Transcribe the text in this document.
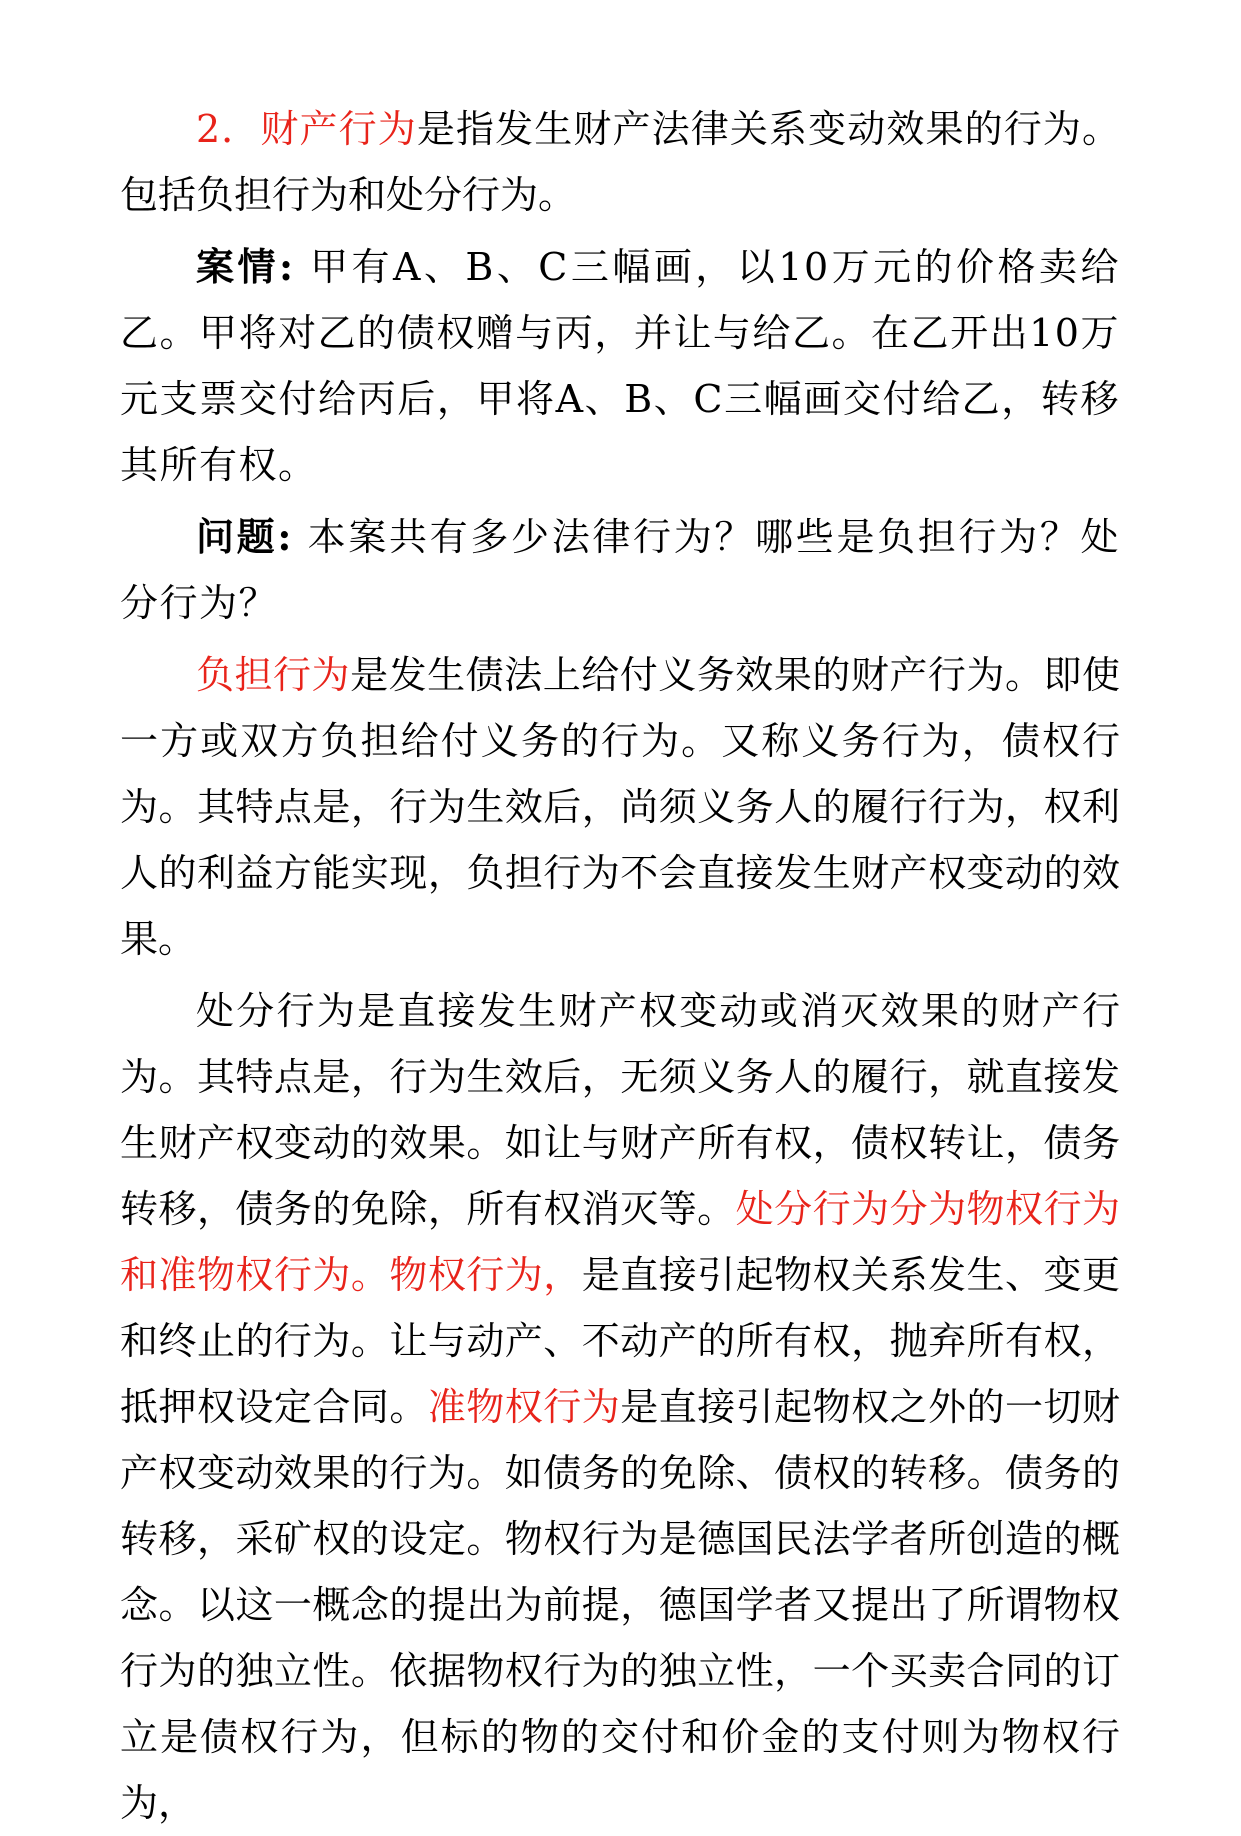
2．财产行为是指发生财产法律关系变动效果的行为。包括负担行为和处分行为。

案情: 甲有A、B、C三幅画，以10万元的价格卖给乙。甲将对乙的债权赠与丙，并让与给乙。在乙开出10万元支票交付给丙后，甲将A、B、C三幅画交付给乙，转移其所有权。

问题: 本案共有多少法律行为？哪些是负担行为？处分行为？

负担行为是发生债法上给付义务效果的财产行为。即使一方或双方负担给付义务的行为。又称义务行为，债权行为。其特点是，行为生效后，尚须义务人的履行行为，权利人的利益方能实现，负担行为不会直接发生财产权变动的效果。

处分行为是直接发生财产权变动或消灭效果的财产行为。其特点是，行为生效后，无须义务人的履行，就直接发生财产权变动的效果。如让与财产所有权，债权转让，债务转移，债务的免除，所有权消灭等。处分行为分为物权行为和准物权行为。物权行为，是直接引起物权关系发生、变更和终止的行为。让与动产、不动产的所有权，抛弃所有权，抵押权设定合同。准物权行为是直接引起物权之外的一切财产权变动效果的行为。如债务的免除、债权的转移。债务的转移，采矿权的设定。物权行为是德国民法学者所创造的概念。以这一概念的提出为前提，德国学者又提出了所谓物权行为的独立性。依据物权行为的独立性，一个买卖合同的订立是债权行为，但标的物的交付和价金的支付则为物权行为，
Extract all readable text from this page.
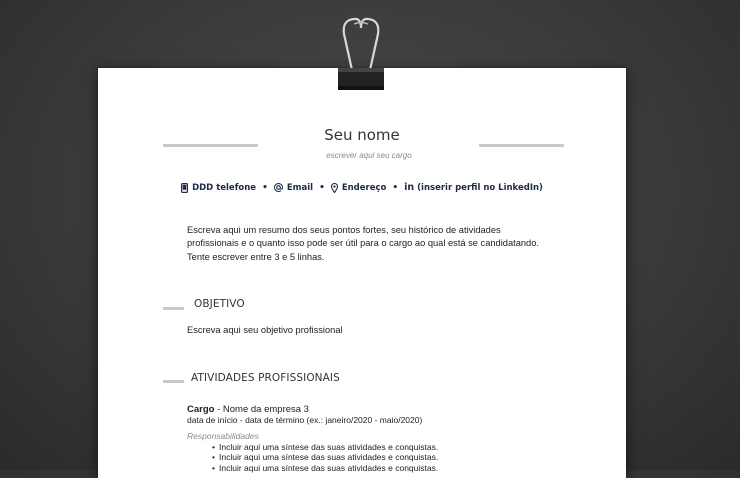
Seu nome
escrever aqui seu cargo
DDD telefone • Email • Endereço • in (inserir perfil no LinkedIn)
Escreva aqui um resumo dos seus pontos fortes, seu histórico de atividades
profissionais e o quanto isso pode ser útil para o cargo ao qual está se candidatando.
Tente escrever entre 3 e 5 linhas.
OBJETIVO
Escreva aqui seu objetivo profissional
ATIVIDADES PROFISSIONAIS
Cargo - Nome da empresa 3
data de início - data de término (ex.: janeiro/2020 - maio/2020)
Responsabilidades
• Incluir aqui uma síntese das suas atividades e conquistas.
• Incluir aqui uma síntese das suas atividades e conquistas.
• Incluir aqui uma síntese das suas atividades e conquistas.
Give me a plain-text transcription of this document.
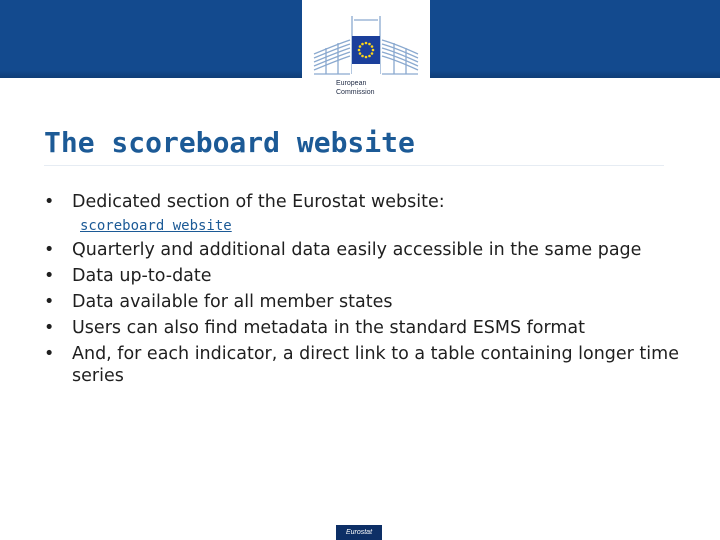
European
Commission
The scoreboard website
• Dedicated section of the Eurostat website:
scoreboard website
• Quarterly and additional data easily accessible in the same page
• Data up-to-date
• Data available for all member states
• Users can also find metadata in the standard ESMS format
• And, for each indicator, a direct link to a table containing longer time series
Eurostat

● **Written task**:
The records above need to be given again exactly. Omit the pictures.

● **Answer to this problem**:
Transcribe the text in this document.
2．财产行为是指发生财产法律关系变动效果的行为。包括负担行为和处分行为。

案情: 甲有A、B、C三幅画，以10万元的价格卖给乙。甲将对乙的债权赠与丙，并让与给乙。在乙开出10万元支票交付给丙后，甲将A、B、C三幅画交付给乙，转移其所有权。

问题: 本案共有多少法律行为？哪些是负担行为？处分行为？

负担行为是发生债法上给付义务效果的财产行为。即使一方或双方负担给付义务的行为。又称义务行为，债权行为。其特点是，行为生效后，尚须义务人的履行行为，权利人的利益方能实现，负担行为不会直接发生财产权变动的效果。

处分行为是直接发生财产权变动或消灭效果的财产行为。其特点是，行为生效后，无须义务人的履行，就直接发生财产权变动的效果。如让与财产所有权，债权转让，债务转移，债务的免除，所有权消灭等。处分行为分为物权行为和准物权行为。物权行为，是直接引起物权关系发生、变更和终止的行为。让与动产、不动产的所有权，抛弃所有权，抵押权设定合同。准物权行为是直接引起物权之外的一切财产权变动效果的行为。如债务的免除、债权的转移。债务的转移，采矿权的设定。物权行为是德国民法学者所创造的概念。以这一概念的提出为前提，德国学者又提出了所谓物权行为的独立性。依据物权行为的独立性，一个买卖合同的订立是债权行为，但标的物的交付和价金的支付则为物权行为，
Extract all readable text from this page.
Seu nome
escrever aqui seu cargo
DDD telefone • Email • Endereço • in (inserir perfil no LinkedIn)
Escreva aqui um resumo dos seus pontos fortes, seu histórico de atividades
profissionais e o quanto isso pode ser útil para o cargo ao qual está se candidatando.
Tente escrever entre 3 e 5 linhas.
OBJETIVO
Escreva aqui seu objetivo profissional
ATIVIDADES PROFISSIONAIS
Cargo - Nome da empresa 3
data de início - data de término (ex.: janeiro/2020 - maio/2020)
Responsabilidades
• Incluir aqui uma síntese das suas atividades e conquistas.
• Incluir aqui uma síntese das suas atividades e conquistas.
• Incluir aqui uma síntese das suas atividades e conquistas.
Give me a plain-text transcription of this document.
European
Commission
The scoreboard website
• Dedicated section of the Eurostat website:
scoreboard website
• Quarterly and additional data easily accessible in the same page
• Data up-to-date
• Data available for all member states
• Users can also find metadata in the standard ESMS format
• And, for each indicator, a direct link to a table containing longer time series
Eurostat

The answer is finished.